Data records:
======
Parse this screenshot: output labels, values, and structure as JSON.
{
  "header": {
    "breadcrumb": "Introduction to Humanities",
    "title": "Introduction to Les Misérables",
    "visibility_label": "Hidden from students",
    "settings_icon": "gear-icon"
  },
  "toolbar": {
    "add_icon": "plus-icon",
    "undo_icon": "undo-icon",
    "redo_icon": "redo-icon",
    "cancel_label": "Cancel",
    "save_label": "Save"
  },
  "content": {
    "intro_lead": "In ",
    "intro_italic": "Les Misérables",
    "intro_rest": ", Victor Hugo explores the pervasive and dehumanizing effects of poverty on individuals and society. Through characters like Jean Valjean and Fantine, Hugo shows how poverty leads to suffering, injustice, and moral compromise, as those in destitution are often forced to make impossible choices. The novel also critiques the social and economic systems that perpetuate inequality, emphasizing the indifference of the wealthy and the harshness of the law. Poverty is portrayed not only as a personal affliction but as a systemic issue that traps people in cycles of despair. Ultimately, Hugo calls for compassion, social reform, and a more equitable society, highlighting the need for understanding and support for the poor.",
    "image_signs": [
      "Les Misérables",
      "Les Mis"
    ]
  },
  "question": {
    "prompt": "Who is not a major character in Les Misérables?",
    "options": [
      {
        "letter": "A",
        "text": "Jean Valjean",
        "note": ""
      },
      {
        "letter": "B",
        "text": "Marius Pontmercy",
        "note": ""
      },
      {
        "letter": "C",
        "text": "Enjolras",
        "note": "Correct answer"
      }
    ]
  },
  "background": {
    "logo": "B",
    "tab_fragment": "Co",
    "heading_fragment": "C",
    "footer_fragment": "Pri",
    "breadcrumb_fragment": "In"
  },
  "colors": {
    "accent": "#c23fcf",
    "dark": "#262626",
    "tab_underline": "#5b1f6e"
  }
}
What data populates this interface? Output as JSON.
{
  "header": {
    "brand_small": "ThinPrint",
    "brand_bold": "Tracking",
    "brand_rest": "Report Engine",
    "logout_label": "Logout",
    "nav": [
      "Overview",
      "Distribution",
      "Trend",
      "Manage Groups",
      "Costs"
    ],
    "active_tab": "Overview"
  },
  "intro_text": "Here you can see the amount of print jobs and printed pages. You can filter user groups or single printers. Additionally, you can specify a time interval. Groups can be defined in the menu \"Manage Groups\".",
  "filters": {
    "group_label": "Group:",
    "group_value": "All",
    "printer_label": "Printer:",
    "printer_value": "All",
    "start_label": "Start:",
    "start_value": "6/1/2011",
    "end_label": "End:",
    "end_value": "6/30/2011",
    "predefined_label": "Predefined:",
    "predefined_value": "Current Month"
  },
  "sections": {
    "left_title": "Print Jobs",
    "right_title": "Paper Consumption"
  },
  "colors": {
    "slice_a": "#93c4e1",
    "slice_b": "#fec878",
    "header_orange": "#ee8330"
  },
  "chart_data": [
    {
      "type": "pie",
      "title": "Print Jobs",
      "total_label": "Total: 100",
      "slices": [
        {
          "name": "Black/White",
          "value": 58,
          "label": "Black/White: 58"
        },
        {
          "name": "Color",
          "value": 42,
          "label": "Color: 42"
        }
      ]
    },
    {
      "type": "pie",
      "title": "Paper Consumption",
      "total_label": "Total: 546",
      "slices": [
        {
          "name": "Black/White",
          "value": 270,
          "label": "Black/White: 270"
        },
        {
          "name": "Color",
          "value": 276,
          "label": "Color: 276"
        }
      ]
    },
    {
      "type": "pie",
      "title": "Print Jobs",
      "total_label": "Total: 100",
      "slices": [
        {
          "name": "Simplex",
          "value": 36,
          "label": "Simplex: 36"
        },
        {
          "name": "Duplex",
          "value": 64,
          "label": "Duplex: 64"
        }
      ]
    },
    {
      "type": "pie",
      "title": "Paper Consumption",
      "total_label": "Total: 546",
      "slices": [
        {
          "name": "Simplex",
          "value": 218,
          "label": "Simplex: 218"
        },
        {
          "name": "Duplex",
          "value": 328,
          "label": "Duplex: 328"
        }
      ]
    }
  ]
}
======
*REQUIREMENTS*
Print all of the entries again, exactly as written.

*FULL ANSWER*
Parse this screenshot: output labels, values, and structure as JSON.
{
  "header": {
    "breadcrumb": "Introduction to Humanities",
    "title": "Introduction to Les Misérables",
    "visibility_label": "Hidden from students",
    "settings_icon": "gear-icon"
  },
  "toolbar": {
    "add_icon": "plus-icon",
    "undo_icon": "undo-icon",
    "redo_icon": "redo-icon",
    "cancel_label": "Cancel",
    "save_label": "Save"
  },
  "content": {
    "intro_lead": "In ",
    "intro_italic": "Les Misérables",
    "intro_rest": ", Victor Hugo explores the pervasive and dehumanizing effects of poverty on individuals and society. Through characters like Jean Valjean and Fantine, Hugo shows how poverty leads to suffering, injustice, and moral compromise, as those in destitution are often forced to make impossible choices. The novel also critiques the social and economic systems that perpetuate inequality, emphasizing the indifference of the wealthy and the harshness of the law. Poverty is portrayed not only as a personal affliction but as a systemic issue that traps people in cycles of despair. Ultimately, Hugo calls for compassion, social reform, and a more equitable society, highlighting the need for understanding and support for the poor.",
    "image_signs": [
      "Les Misérables",
      "Les Mis"
    ]
  },
  "question": {
    "prompt": "Who is not a major character in Les Misérables?",
    "options": [
      {
        "letter": "A",
        "text": "Jean Valjean",
        "note": ""
      },
      {
        "letter": "B",
        "text": "Marius Pontmercy",
        "note": ""
      },
      {
        "letter": "C",
        "text": "Enjolras",
        "note": "Correct answer"
      }
    ]
  },
  "background": {
    "logo": "B",
    "tab_fragment": "Co",
    "heading_fragment": "C",
    "footer_fragment": "Pri",
    "breadcrumb_fragment": "In"
  },
  "colors": {
    "accent": "#c23fcf",
    "dark": "#262626",
    "tab_underline": "#5b1f6e"
  }
}
What data populates this interface? Output as JSON.
{
  "header": {
    "brand_small": "ThinPrint",
    "brand_bold": "Tracking",
    "brand_rest": "Report Engine",
    "logout_label": "Logout",
    "nav": [
      "Overview",
      "Distribution",
      "Trend",
      "Manage Groups",
      "Costs"
    ],
    "active_tab": "Overview"
  },
  "intro_text": "Here you can see the amount of print jobs and printed pages. You can filter user groups or single printers. Additionally, you can specify a time interval. Groups can be defined in the menu \"Manage Groups\".",
  "filters": {
    "group_label": "Group:",
    "group_value": "All",
    "printer_label": "Printer:",
    "printer_value": "All",
    "start_label": "Start:",
    "start_value": "6/1/2011",
    "end_label": "End:",
    "end_value": "6/30/2011",
    "predefined_label": "Predefined:",
    "predefined_value": "Current Month"
  },
  "sections": {
    "left_title": "Print Jobs",
    "right_title": "Paper Consumption"
  },
  "colors": {
    "slice_a": "#93c4e1",
    "slice_b": "#fec878",
    "header_orange": "#ee8330"
  },
  "chart_data": [
    {
      "type": "pie",
      "title": "Print Jobs",
      "total_label": "Total: 100",
      "slices": [
        {
          "name": "Black/White",
          "value": 58,
          "label": "Black/White: 58"
        },
        {
          "name": "Color",
          "value": 42,
          "label": "Color: 42"
        }
      ]
    },
    {
      "type": "pie",
      "title": "Paper Consumption",
      "total_label": "Total: 546",
      "slices": [
        {
          "name": "Black/White",
          "value": 270,
          "label": "Black/White: 270"
        },
        {
          "name": "Color",
          "value": 276,
          "label": "Color: 276"
        }
      ]
    },
    {
      "type": "pie",
      "title": "Print Jobs",
      "total_label": "Total: 100",
      "slices": [
        {
          "name": "Simplex",
          "value": 36,
          "label": "Simplex: 36"
        },
        {
          "name": "Duplex",
          "value": 64,
          "label": "Duplex: 64"
        }
      ]
    },
    {
      "type": "pie",
      "title": "Paper Consumption",
      "total_label": "Total: 546",
      "slices": [
        {
          "name": "Simplex",
          "value": 218,
          "label": "Simplex: 218"
        },
        {
          "name": "Duplex",
          "value": 328,
          "label": "Duplex: 328"
        }
      ]
    }
  ]
}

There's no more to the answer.